Gather all lines in the entries below that include the word "User".

─── Given entries

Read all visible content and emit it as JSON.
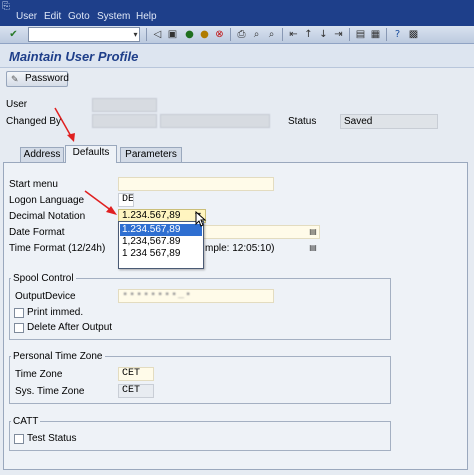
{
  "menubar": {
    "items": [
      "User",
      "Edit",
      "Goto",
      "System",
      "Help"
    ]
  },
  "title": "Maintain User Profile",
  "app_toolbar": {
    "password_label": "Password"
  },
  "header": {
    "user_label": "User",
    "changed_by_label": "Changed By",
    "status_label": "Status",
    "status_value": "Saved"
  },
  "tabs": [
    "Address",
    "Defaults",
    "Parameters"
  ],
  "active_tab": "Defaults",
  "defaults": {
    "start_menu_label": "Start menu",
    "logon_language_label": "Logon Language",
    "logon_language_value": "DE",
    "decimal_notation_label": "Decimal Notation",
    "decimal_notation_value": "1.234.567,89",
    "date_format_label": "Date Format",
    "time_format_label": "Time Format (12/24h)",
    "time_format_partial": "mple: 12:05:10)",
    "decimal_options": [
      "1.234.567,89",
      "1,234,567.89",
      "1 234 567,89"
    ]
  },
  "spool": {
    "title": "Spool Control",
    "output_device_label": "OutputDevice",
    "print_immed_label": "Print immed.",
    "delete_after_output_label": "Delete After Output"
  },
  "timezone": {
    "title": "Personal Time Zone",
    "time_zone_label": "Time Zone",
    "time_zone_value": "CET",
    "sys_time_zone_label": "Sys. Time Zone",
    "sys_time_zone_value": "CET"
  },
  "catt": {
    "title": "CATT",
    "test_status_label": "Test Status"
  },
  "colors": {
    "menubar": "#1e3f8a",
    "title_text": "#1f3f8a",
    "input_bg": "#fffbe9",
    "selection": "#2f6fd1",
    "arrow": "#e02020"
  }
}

──────

Finished task
      "User",
  "title": "Maintain User Profile",
    "user_label": "User",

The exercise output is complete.